### What to do
Write down every entry below once more, exactly.

### Records to use
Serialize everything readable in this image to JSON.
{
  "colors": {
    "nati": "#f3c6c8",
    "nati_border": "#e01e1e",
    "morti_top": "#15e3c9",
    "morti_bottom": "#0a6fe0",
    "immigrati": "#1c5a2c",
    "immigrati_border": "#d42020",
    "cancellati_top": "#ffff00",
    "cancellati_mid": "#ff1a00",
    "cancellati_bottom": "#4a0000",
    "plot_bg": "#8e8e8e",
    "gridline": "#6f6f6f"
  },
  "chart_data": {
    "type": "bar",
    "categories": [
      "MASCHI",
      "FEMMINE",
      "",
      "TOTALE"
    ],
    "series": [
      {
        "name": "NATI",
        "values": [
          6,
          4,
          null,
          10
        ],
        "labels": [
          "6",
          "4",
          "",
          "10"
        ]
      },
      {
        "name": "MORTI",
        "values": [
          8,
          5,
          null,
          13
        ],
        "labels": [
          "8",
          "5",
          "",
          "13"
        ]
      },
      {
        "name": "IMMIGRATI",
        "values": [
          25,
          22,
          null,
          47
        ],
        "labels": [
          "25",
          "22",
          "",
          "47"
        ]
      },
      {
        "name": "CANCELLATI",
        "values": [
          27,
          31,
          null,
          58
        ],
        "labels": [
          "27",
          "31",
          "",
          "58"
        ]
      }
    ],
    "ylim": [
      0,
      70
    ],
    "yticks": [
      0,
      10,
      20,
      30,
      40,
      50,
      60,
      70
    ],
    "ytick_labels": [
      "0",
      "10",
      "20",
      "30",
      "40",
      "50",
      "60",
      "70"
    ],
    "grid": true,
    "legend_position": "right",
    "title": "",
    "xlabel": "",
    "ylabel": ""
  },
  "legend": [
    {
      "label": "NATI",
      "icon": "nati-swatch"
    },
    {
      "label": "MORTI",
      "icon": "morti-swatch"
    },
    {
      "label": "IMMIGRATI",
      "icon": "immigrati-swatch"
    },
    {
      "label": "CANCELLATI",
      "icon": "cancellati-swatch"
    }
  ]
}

### Written answer
Serialize everything readable in this image to JSON.
{
  "colors": {
    "nati": "#f3c6c8",
    "nati_border": "#e01e1e",
    "morti_top": "#15e3c9",
    "morti_bottom": "#0a6fe0",
    "immigrati": "#1c5a2c",
    "immigrati_border": "#d42020",
    "cancellati_top": "#ffff00",
    "cancellati_mid": "#ff1a00",
    "cancellati_bottom": "#4a0000",
    "plot_bg": "#8e8e8e",
    "gridline": "#6f6f6f"
  },
  "chart_data": {
    "type": "bar",
    "categories": [
      "MASCHI",
      "FEMMINE",
      "",
      "TOTALE"
    ],
    "series": [
      {
        "name": "NATI",
        "values": [
          6,
          4,
          null,
          10
        ],
        "labels": [
          "6",
          "4",
          "",
          "10"
        ]
      },
      {
        "name": "MORTI",
        "values": [
          8,
          5,
          null,
          13
        ],
        "labels": [
          "8",
          "5",
          "",
          "13"
        ]
      },
      {
        "name": "IMMIGRATI",
        "values": [
          25,
          22,
          null,
          47
        ],
        "labels": [
          "25",
          "22",
          "",
          "47"
        ]
      },
      {
        "name": "CANCELLATI",
        "values": [
          27,
          31,
          null,
          58
        ],
        "labels": [
          "27",
          "31",
          "",
          "58"
        ]
      }
    ],
    "ylim": [
      0,
      70
    ],
    "yticks": [
      0,
      10,
      20,
      30,
      40,
      50,
      60,
      70
    ],
    "ytick_labels": [
      "0",
      "10",
      "20",
      "30",
      "40",
      "50",
      "60",
      "70"
    ],
    "grid": true,
    "legend_position": "right",
    "title": "",
    "xlabel": "",
    "ylabel": ""
  },
  "legend": [
    {
      "label": "NATI",
      "icon": "nati-swatch"
    },
    {
      "label": "MORTI",
      "icon": "morti-swatch"
    },
    {
      "label": "IMMIGRATI",
      "icon": "immigrati-swatch"
    },
    {
      "label": "CANCELLATI",
      "icon": "cancellati-swatch"
    }
  ]
}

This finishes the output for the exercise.